__Task details__
Work through the listing below and count the lines that hold "ball". Answer with the number alone.

··········

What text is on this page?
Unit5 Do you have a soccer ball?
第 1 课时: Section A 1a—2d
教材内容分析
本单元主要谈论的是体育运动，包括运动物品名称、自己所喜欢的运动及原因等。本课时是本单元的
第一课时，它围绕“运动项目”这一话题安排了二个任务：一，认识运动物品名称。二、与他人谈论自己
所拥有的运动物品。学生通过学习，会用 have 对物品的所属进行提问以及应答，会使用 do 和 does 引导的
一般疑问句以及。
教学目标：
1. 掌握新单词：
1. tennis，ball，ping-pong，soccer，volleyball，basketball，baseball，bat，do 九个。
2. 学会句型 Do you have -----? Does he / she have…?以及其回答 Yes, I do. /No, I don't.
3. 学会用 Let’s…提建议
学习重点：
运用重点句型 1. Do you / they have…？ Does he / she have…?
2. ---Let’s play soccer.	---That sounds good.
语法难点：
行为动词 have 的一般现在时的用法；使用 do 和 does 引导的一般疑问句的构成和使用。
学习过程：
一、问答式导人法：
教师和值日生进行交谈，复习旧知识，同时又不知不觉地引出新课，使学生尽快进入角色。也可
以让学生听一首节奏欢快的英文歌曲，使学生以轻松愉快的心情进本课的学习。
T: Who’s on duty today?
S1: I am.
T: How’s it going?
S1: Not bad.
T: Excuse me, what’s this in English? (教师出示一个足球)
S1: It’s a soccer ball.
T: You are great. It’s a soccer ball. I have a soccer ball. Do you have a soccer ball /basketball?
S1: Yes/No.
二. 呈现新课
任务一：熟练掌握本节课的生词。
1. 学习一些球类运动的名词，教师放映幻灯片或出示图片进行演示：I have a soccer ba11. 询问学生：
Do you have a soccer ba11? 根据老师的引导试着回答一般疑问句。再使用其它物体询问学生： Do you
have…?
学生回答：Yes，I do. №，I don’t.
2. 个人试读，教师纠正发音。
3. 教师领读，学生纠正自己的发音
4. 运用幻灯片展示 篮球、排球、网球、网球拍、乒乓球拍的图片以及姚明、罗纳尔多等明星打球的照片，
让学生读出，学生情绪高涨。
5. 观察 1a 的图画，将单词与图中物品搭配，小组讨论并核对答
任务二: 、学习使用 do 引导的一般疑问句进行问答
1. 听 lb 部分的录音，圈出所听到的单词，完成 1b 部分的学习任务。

··········

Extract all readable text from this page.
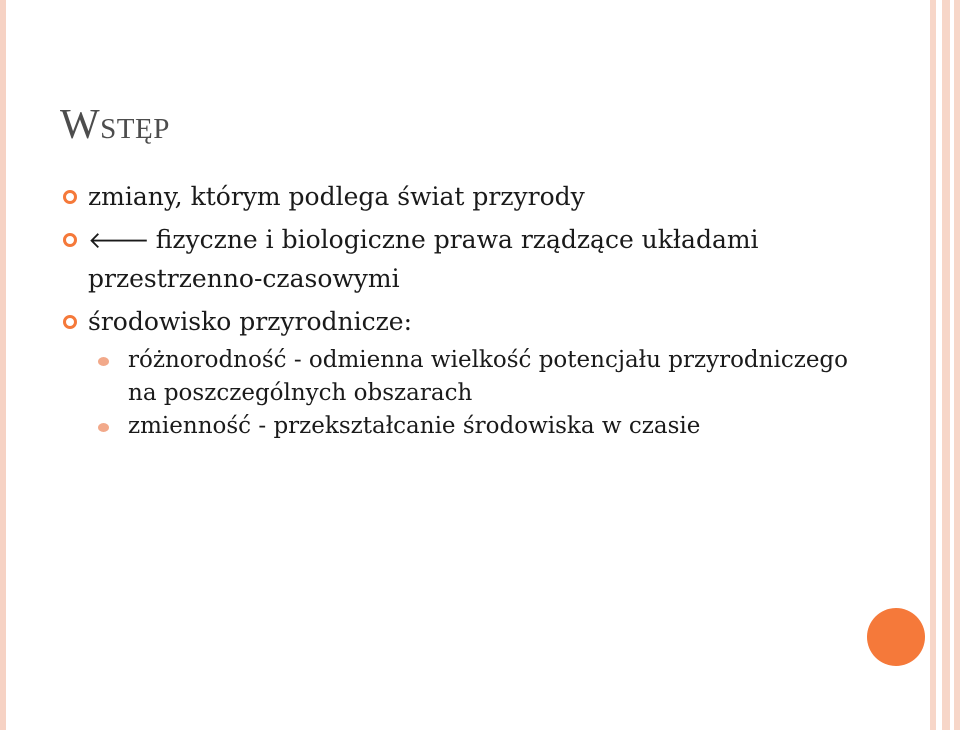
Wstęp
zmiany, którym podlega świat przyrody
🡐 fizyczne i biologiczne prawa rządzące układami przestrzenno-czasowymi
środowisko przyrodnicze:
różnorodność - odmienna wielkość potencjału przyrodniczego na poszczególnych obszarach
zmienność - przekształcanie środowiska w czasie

··········

__Right answer__
4